What you should do -> Return each line containing the string "JSON".

Provided entries ->
□ □ □

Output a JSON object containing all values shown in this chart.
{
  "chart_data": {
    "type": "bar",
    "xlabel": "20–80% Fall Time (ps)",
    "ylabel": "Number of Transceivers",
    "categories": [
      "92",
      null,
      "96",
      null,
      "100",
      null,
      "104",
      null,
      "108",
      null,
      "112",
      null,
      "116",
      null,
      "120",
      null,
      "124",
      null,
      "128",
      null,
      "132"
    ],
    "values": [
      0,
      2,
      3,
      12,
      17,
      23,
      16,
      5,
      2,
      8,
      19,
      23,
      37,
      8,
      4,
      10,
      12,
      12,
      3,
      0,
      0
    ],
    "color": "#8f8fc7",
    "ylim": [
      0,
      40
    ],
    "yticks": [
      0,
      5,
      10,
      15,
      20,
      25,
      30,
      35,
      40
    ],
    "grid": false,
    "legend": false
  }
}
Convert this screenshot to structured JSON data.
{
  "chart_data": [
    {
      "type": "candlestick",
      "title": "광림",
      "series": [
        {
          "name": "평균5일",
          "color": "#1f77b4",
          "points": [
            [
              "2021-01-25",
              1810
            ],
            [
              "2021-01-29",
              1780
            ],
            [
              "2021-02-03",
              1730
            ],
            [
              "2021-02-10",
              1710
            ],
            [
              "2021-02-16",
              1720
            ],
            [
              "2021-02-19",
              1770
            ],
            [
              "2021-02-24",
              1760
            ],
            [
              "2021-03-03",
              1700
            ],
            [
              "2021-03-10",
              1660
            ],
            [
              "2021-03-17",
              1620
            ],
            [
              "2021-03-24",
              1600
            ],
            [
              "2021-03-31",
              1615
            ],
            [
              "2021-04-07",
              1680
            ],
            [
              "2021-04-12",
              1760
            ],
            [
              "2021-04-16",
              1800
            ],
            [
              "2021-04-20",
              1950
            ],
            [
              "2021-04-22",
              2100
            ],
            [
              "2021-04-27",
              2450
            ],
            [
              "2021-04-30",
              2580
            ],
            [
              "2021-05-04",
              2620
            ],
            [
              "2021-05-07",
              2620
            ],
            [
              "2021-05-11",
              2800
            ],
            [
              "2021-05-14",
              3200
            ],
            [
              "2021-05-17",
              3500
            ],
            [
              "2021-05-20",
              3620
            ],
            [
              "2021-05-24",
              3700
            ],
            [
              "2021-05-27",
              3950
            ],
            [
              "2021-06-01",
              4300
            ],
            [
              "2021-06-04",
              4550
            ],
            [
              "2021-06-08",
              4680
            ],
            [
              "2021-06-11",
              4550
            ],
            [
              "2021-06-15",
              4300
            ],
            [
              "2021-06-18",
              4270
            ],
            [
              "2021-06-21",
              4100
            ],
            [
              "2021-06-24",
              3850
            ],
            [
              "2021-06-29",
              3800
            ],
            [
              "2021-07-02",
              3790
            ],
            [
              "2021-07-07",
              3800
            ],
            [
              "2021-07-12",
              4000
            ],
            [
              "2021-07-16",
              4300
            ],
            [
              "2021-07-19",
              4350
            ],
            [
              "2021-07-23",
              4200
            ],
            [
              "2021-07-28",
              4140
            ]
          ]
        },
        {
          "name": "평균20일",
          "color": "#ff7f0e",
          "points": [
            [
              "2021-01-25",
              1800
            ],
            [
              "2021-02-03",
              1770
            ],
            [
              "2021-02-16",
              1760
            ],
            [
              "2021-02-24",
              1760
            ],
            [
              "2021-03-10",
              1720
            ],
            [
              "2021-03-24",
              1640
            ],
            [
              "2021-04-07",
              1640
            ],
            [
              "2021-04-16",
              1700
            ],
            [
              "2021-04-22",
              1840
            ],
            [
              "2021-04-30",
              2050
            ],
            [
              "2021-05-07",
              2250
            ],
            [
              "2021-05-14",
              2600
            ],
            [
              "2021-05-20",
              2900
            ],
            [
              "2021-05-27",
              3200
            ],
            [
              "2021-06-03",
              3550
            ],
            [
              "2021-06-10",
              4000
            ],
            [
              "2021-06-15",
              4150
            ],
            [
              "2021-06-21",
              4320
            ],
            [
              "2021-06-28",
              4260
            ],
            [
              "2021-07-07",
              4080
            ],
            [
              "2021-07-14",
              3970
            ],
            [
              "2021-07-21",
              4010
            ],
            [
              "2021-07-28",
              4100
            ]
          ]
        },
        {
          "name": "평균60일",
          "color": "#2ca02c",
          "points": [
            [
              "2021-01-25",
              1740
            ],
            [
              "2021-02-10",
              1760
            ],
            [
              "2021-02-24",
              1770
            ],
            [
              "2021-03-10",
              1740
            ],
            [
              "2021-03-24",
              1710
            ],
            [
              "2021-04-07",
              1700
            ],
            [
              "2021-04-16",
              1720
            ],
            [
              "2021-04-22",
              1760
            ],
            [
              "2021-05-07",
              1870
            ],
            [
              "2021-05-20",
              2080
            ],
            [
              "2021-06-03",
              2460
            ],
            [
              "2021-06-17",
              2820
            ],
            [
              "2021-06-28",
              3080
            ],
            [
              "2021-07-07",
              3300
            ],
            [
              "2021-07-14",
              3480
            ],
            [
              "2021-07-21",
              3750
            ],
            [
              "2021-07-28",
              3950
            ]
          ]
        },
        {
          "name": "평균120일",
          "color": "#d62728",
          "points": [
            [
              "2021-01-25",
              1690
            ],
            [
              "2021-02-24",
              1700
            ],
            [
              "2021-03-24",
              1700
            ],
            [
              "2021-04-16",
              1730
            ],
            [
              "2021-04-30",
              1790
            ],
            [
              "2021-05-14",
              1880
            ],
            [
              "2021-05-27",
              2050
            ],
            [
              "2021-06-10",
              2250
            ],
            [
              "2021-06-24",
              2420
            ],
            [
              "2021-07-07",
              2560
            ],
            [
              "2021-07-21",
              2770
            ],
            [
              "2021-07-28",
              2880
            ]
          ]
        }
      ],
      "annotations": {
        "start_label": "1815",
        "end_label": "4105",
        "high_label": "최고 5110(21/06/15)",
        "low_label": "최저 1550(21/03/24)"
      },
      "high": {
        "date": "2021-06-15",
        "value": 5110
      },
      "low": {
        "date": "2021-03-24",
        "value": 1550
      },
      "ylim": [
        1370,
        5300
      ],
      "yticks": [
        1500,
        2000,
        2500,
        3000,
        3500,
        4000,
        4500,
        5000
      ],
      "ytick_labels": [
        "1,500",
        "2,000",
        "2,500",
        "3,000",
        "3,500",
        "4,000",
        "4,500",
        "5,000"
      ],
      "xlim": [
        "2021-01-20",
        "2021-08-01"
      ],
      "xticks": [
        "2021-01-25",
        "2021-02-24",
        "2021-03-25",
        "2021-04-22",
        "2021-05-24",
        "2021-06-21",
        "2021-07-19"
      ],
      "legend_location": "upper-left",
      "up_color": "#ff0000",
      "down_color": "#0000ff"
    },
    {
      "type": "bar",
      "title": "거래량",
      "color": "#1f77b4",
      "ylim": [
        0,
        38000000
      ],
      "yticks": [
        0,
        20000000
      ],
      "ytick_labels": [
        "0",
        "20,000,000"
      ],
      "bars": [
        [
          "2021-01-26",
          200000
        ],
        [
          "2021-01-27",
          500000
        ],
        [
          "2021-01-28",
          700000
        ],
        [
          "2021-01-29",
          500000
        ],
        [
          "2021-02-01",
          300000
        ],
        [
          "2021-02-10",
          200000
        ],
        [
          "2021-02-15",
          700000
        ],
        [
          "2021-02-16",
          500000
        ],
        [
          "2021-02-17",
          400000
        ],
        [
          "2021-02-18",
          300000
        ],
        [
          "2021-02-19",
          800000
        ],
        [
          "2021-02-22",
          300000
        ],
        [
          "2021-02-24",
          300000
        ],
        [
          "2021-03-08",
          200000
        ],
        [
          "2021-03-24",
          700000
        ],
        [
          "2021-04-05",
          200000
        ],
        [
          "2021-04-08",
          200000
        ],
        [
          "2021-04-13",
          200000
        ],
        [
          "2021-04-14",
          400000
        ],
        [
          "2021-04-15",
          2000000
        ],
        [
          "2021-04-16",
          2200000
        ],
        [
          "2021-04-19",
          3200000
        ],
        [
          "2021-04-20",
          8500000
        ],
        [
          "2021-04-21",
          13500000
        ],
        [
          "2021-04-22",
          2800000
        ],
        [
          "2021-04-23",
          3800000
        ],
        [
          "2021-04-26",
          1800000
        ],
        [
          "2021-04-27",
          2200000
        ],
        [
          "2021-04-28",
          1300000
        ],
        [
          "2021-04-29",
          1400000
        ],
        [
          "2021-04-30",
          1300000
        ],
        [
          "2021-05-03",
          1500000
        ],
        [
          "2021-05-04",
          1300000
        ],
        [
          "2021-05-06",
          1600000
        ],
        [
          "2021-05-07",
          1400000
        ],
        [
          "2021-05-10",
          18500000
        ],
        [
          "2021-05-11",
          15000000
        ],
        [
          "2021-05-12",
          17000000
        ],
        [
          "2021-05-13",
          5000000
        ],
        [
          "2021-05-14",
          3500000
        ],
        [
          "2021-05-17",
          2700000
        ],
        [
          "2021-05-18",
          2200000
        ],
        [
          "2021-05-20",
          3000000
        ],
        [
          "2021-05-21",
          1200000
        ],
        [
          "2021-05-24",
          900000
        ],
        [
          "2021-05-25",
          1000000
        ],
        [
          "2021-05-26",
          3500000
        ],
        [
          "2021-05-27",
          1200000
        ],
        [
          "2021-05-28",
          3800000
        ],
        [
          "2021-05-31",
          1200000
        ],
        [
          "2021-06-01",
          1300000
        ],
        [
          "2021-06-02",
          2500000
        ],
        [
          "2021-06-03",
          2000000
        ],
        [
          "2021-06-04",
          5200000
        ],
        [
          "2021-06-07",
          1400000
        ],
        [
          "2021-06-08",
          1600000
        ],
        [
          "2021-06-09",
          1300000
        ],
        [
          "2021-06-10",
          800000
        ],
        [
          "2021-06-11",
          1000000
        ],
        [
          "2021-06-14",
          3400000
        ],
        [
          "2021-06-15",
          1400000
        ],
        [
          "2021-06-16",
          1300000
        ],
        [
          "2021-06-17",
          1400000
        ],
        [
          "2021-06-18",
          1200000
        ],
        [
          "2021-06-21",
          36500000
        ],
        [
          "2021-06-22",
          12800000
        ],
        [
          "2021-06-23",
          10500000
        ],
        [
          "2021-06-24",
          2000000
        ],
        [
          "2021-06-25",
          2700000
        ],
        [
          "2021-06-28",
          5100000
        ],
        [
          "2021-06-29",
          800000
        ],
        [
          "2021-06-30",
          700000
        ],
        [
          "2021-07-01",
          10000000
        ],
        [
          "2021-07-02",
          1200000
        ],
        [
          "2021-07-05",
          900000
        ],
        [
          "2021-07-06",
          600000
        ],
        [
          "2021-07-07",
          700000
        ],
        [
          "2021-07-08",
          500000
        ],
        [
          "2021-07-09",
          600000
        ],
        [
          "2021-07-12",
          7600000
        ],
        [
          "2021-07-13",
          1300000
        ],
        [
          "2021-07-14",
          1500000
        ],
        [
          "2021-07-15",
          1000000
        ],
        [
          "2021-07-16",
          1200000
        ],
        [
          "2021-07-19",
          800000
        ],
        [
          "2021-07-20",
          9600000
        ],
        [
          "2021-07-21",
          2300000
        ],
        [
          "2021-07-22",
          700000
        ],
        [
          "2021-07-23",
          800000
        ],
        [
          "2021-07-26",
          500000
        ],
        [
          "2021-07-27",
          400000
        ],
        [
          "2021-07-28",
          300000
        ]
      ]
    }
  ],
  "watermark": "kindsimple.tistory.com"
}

□ □ □

Result of this exercise ->
Output a JSON object containing all values shown in this chart.
Convert this screenshot to structured JSON data.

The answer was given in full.